Filter out everything except lines holding "JSON".

RECORD LIST:
□ □ □ □

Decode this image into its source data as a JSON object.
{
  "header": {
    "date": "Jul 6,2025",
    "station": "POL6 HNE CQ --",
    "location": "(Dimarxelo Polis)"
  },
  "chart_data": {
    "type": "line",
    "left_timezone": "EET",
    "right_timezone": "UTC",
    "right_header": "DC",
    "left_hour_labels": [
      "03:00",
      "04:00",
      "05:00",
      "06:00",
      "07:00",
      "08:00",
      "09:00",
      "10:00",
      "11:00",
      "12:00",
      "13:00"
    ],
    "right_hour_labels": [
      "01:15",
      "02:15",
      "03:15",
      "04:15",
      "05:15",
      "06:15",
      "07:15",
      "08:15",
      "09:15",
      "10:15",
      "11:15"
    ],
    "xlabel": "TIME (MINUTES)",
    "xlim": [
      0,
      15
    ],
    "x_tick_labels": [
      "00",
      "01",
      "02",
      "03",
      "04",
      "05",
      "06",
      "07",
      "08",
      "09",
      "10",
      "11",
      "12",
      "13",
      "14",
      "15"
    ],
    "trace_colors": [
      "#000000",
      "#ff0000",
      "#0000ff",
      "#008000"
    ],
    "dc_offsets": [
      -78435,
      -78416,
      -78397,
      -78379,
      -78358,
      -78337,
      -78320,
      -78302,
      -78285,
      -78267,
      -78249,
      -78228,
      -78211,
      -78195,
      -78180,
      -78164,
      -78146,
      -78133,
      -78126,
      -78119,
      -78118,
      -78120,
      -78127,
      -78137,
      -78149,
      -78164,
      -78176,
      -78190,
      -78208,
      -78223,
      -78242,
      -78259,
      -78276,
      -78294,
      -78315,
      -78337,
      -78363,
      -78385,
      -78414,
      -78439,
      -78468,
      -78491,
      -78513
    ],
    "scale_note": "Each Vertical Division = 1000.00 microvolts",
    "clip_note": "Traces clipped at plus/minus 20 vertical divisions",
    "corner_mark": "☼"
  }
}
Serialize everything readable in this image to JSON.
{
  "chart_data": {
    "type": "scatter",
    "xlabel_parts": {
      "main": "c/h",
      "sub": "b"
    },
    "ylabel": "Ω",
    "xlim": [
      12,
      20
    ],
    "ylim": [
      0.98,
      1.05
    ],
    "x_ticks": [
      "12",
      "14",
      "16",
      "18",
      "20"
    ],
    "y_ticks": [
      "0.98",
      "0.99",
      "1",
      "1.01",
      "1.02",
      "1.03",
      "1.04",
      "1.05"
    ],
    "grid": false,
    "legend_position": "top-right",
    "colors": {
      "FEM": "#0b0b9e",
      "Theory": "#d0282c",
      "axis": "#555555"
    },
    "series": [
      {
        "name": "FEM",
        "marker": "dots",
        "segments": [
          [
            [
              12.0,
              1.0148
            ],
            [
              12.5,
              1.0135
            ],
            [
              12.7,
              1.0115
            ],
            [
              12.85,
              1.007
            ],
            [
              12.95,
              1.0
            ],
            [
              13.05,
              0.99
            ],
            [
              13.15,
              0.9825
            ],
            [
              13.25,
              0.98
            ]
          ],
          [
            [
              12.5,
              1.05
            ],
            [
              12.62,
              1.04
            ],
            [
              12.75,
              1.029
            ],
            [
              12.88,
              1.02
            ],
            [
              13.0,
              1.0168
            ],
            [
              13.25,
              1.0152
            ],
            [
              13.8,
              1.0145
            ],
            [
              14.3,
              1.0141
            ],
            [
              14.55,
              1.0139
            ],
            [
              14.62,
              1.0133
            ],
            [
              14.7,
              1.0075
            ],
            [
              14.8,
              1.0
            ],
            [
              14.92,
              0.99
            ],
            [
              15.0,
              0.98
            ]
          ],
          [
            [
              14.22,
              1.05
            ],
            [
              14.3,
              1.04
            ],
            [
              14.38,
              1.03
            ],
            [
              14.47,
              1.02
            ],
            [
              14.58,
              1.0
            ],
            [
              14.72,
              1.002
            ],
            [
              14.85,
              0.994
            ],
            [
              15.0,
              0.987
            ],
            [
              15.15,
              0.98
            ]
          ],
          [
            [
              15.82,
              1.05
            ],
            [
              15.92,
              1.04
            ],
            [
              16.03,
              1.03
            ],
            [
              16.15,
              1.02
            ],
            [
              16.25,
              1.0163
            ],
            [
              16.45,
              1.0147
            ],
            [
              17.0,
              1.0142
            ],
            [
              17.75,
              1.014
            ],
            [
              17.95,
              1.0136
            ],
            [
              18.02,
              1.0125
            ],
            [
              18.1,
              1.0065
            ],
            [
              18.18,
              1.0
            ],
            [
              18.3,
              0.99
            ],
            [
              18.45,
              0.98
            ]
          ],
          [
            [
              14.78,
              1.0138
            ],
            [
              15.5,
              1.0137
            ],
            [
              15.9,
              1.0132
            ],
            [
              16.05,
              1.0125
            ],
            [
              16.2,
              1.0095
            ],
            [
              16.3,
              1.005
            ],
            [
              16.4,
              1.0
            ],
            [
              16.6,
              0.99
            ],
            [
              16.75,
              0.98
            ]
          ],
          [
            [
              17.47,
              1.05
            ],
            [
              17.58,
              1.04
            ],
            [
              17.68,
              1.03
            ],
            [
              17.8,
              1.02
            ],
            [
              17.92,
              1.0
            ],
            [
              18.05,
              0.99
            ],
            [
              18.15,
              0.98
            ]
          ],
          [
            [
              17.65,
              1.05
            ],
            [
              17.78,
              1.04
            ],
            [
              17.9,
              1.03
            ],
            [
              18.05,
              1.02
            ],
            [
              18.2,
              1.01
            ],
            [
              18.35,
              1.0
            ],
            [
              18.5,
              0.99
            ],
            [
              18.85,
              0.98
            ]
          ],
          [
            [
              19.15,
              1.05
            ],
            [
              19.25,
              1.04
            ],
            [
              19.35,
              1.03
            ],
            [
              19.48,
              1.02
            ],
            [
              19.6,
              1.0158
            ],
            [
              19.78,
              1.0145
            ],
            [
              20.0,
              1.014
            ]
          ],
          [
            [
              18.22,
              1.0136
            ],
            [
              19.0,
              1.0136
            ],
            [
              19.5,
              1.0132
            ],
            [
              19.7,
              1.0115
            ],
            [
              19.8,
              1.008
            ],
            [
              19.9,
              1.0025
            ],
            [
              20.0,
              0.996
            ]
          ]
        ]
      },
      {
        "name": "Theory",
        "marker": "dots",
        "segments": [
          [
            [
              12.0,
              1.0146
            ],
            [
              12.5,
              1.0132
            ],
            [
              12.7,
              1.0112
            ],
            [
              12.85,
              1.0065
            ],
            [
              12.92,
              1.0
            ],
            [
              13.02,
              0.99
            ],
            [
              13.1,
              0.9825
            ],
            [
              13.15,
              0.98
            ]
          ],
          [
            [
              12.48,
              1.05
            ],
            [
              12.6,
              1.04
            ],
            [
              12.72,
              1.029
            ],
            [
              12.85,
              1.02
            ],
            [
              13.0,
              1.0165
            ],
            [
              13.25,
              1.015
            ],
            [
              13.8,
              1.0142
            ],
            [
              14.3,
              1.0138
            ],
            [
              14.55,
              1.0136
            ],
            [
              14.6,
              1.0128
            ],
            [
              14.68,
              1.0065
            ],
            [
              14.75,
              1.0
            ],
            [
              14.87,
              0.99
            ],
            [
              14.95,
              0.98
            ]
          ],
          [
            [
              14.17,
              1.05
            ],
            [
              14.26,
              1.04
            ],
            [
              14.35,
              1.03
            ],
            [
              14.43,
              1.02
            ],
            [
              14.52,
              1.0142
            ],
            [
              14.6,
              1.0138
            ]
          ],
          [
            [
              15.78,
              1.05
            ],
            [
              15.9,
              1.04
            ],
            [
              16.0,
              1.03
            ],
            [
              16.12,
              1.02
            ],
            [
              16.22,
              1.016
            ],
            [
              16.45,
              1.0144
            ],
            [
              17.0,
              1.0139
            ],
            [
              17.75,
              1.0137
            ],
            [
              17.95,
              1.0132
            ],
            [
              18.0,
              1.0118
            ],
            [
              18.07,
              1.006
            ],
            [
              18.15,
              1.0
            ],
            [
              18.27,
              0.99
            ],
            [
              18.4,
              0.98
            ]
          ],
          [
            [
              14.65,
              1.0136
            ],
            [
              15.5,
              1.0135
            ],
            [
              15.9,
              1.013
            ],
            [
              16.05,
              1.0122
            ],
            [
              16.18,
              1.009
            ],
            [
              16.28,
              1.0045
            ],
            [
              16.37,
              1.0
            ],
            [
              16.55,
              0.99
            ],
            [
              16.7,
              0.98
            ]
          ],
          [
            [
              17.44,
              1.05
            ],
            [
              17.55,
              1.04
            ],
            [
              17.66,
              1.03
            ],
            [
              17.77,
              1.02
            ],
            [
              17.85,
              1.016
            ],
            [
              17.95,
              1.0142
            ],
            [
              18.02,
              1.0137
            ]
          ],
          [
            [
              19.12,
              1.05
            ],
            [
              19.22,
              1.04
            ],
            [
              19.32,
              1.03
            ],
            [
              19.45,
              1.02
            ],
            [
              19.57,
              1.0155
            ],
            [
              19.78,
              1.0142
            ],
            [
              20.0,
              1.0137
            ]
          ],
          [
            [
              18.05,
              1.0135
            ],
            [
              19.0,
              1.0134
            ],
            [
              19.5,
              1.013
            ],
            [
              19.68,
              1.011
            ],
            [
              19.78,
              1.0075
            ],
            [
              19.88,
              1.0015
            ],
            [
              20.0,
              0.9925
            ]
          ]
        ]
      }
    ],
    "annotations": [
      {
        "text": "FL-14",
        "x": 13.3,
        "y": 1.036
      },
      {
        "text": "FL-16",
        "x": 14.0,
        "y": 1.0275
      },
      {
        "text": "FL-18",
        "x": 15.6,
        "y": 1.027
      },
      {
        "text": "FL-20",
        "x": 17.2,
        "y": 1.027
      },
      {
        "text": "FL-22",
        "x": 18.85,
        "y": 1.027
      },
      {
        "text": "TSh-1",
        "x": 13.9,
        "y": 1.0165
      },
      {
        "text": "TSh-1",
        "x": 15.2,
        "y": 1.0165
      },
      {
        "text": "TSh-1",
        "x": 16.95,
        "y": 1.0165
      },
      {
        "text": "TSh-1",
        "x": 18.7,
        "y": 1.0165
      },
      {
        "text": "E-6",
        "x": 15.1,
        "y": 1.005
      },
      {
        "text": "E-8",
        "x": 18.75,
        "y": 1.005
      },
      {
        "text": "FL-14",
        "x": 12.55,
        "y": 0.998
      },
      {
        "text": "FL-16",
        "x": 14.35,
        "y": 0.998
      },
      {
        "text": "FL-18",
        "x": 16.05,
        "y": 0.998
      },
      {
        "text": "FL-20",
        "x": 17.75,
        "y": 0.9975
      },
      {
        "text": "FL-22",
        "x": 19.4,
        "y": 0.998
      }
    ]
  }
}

□ □ □ □

WORKED SOLUTION:
Decode this image into its source data as a JSON object.
Serialize everything readable in this image to JSON.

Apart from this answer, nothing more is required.